### The task
Return every line below in which "manoeuvres" appears.

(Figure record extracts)
--*--

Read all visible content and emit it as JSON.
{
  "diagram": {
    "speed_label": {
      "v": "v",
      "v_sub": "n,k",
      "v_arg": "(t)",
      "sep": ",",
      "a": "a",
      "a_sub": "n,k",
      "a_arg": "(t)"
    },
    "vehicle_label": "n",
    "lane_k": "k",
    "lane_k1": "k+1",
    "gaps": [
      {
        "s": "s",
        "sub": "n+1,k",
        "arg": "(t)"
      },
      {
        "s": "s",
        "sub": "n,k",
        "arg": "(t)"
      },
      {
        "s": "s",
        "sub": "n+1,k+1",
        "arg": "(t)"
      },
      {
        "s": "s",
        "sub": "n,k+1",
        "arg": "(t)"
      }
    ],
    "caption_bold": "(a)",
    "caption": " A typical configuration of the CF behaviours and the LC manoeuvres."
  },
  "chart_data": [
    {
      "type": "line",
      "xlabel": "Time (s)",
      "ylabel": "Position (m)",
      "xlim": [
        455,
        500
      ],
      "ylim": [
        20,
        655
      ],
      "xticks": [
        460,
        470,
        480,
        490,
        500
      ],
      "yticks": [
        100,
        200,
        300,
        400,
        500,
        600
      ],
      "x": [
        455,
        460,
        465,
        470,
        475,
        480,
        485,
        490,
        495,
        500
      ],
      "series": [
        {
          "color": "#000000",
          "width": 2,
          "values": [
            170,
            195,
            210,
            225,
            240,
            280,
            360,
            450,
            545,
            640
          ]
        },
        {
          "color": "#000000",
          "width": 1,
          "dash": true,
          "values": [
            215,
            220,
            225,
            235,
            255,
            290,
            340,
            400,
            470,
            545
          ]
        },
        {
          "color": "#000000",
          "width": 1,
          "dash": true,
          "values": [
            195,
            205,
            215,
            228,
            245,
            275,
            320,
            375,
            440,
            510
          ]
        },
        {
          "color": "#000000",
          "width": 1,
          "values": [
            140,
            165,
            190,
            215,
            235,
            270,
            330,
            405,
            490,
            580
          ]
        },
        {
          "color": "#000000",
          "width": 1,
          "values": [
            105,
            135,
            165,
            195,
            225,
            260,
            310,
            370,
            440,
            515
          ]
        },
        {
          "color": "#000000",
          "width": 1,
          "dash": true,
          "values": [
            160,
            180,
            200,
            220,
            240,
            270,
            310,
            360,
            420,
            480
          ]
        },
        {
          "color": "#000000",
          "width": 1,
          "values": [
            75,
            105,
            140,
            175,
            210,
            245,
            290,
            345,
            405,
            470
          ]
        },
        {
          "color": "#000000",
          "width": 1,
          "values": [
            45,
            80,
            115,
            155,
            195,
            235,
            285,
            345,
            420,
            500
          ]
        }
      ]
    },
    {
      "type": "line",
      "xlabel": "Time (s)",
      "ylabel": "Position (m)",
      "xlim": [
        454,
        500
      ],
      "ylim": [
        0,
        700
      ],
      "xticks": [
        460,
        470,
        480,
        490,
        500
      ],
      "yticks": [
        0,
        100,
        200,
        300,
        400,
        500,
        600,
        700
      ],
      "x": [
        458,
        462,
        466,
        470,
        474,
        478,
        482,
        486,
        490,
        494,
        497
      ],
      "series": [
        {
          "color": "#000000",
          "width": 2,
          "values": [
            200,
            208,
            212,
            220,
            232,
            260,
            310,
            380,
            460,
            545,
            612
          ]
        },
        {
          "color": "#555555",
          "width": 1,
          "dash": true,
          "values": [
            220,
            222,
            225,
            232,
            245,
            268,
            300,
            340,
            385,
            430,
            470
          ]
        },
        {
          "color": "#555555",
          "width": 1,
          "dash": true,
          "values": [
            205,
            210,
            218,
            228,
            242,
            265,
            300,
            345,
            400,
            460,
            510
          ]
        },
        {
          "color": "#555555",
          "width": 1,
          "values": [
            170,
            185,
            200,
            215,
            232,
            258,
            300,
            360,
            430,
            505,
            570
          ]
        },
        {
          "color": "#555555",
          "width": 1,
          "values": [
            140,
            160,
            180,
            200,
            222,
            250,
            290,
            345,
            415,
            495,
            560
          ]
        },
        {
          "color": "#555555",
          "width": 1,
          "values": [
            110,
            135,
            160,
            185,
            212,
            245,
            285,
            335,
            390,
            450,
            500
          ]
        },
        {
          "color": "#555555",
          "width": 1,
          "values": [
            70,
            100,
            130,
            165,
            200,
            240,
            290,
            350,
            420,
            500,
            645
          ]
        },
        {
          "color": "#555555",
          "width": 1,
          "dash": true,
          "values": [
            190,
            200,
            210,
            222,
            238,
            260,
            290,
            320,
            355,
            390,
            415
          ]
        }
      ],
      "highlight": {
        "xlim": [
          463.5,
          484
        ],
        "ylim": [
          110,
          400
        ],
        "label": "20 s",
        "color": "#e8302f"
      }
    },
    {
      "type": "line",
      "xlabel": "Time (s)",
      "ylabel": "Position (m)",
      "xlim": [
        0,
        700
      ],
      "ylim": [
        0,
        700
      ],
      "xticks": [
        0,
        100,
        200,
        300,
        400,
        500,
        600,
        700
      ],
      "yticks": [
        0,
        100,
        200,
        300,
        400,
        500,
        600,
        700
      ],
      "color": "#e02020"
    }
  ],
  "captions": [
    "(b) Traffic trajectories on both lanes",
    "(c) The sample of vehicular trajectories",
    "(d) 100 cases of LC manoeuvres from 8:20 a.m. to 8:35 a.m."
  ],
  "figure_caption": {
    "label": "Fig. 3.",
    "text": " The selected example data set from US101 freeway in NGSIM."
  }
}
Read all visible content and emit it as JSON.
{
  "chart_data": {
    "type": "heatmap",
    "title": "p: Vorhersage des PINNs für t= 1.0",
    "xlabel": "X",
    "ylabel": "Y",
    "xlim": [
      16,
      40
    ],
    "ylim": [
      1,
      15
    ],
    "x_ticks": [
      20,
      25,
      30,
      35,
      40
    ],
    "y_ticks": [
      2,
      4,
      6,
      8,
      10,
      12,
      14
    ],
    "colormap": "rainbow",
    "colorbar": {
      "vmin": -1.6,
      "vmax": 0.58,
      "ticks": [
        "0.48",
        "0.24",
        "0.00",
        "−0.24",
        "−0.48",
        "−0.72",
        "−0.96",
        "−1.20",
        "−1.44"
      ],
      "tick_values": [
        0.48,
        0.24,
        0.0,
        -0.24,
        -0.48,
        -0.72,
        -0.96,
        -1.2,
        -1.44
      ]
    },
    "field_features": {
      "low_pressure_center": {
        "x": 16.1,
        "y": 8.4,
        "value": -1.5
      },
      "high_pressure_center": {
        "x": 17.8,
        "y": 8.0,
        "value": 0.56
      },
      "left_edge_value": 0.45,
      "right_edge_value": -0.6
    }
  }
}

--*--

### Written answer
    "caption": " A typical configuration of the CF behaviours and the LC manoeuvres."
    "(d) 100 cases of LC manoeuvres from 8:20 a.m. to 8:35 a.m."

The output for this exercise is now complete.